═══ Data for this exercise ═══
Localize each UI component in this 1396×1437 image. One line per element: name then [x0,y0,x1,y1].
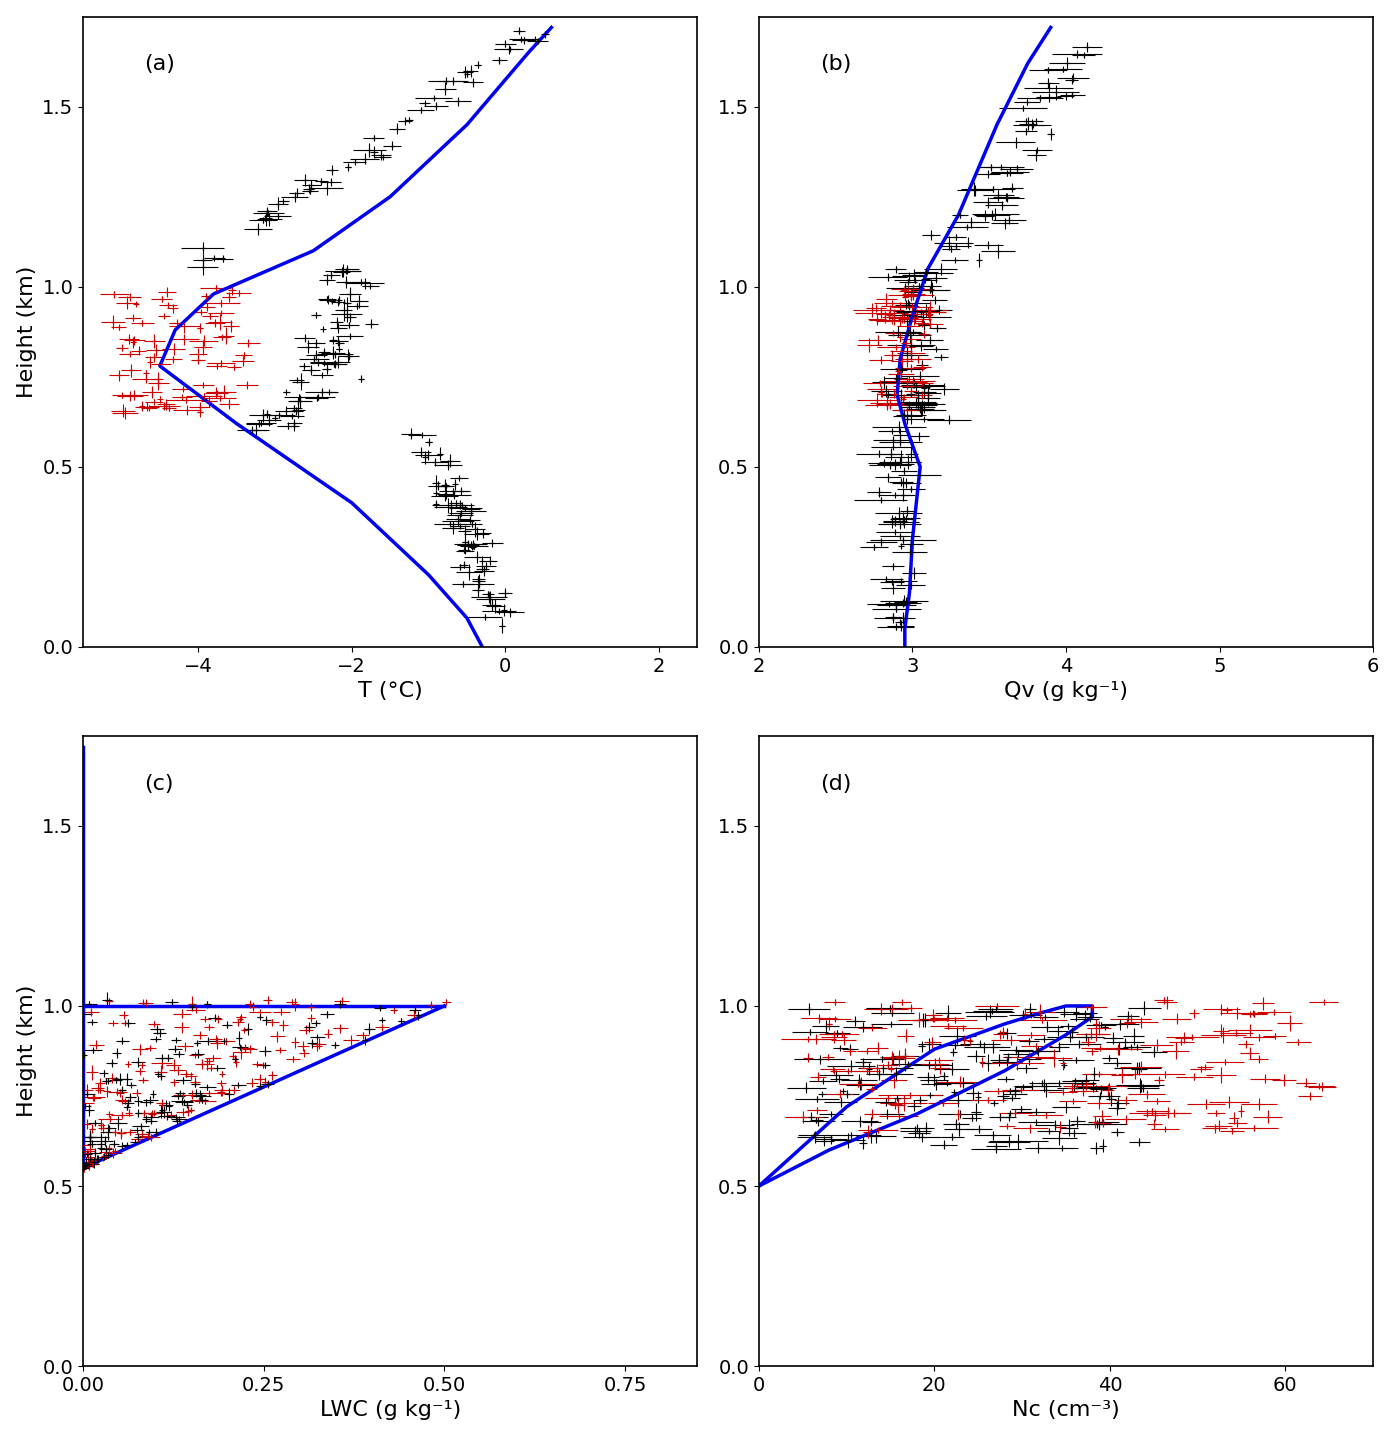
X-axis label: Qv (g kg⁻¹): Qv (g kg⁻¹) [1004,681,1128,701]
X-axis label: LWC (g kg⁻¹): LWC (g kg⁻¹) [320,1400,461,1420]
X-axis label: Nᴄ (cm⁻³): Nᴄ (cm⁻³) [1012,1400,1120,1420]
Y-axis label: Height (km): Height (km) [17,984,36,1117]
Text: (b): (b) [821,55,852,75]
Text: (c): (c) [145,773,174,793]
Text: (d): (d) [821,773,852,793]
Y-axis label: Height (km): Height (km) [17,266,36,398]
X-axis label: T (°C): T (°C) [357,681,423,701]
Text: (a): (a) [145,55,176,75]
═══
(What is needed): Put the data into a JSON list of strings, one string per line, covering everything from the first line through the line containing "Text: (b): (b) [821,55,852,75]". Skip blank lines and leave the pictures out.

(Solution for this task):
[
  "Localize each UI component in this 1396×1437 image. One line per element: name then [x0,y0,x1,y1].",
  "X-axis label: Qv (g kg⁻¹): Qv (g kg⁻¹) [1004,681,1128,701]",
  "X-axis label: LWC (g kg⁻¹): LWC (g kg⁻¹) [320,1400,461,1420]",
  "X-axis label: Nᴄ (cm⁻³): Nᴄ (cm⁻³) [1012,1400,1120,1420]",
  "Y-axis label: Height (km): Height (km) [17,984,36,1117]",
  "Text: (b): (b) [821,55,852,75]"
]